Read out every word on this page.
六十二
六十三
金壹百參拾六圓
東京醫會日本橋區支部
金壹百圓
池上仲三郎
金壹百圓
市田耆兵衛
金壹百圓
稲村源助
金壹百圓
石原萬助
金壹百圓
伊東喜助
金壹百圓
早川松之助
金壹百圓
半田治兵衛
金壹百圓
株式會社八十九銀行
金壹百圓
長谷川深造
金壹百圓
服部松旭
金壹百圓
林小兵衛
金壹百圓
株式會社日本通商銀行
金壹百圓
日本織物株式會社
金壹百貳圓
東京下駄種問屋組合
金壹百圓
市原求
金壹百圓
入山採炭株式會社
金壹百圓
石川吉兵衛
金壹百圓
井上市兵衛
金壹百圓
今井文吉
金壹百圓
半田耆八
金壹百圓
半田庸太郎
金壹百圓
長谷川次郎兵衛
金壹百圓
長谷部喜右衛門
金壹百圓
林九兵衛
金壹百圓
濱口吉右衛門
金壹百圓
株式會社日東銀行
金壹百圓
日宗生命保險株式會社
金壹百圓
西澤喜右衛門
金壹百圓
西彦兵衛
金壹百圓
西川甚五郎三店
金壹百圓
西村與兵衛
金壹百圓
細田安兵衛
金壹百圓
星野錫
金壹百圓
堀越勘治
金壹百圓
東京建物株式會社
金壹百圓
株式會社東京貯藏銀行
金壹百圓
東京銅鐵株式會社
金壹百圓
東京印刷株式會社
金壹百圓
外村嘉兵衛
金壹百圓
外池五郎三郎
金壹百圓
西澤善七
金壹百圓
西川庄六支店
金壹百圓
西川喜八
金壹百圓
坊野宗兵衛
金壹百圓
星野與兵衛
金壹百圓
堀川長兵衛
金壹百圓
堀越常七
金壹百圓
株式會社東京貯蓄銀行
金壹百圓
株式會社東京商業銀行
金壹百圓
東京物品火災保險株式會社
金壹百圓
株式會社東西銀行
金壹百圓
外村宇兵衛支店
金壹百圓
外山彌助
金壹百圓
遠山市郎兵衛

◆ THE PROBLEM ◆
Return all the data above once more, precisely as given.

◆ PROBLEM SOLUTION ◆
Read out every word on this page.
六十二
六十三
金壹百參拾六圓
東京醫會日本橋區支部
金壹百圓
池上仲三郎
金壹百圓
市田耆兵衛
金壹百圓
稲村源助
金壹百圓
石原萬助
金壹百圓
伊東喜助
金壹百圓
早川松之助
金壹百圓
半田治兵衛
金壹百圓
株式會社八十九銀行
金壹百圓
長谷川深造
金壹百圓
服部松旭
金壹百圓
林小兵衛
金壹百圓
株式會社日本通商銀行
金壹百圓
日本織物株式會社
金壹百貳圓
東京下駄種問屋組合
金壹百圓
市原求
金壹百圓
入山採炭株式會社
金壹百圓
石川吉兵衛
金壹百圓
井上市兵衛
金壹百圓
今井文吉
金壹百圓
半田耆八
金壹百圓
半田庸太郎
金壹百圓
長谷川次郎兵衛
金壹百圓
長谷部喜右衛門
金壹百圓
林九兵衛
金壹百圓
濱口吉右衛門
金壹百圓
株式會社日東銀行
金壹百圓
日宗生命保險株式會社
金壹百圓
西澤喜右衛門
金壹百圓
西彦兵衛
金壹百圓
西川甚五郎三店
金壹百圓
西村與兵衛
金壹百圓
細田安兵衛
金壹百圓
星野錫
金壹百圓
堀越勘治
金壹百圓
東京建物株式會社
金壹百圓
株式會社東京貯藏銀行
金壹百圓
東京銅鐵株式會社
金壹百圓
東京印刷株式會社
金壹百圓
外村嘉兵衛
金壹百圓
外池五郎三郎
金壹百圓
西澤善七
金壹百圓
西川庄六支店
金壹百圓
西川喜八
金壹百圓
坊野宗兵衛
金壹百圓
星野與兵衛
金壹百圓
堀川長兵衛
金壹百圓
堀越常七
金壹百圓
株式會社東京貯蓄銀行
金壹百圓
株式會社東京商業銀行
金壹百圓
東京物品火災保險株式會社
金壹百圓
株式會社東西銀行
金壹百圓
外村宇兵衛支店
金壹百圓
外山彌助
金壹百圓
遠山市郎兵衛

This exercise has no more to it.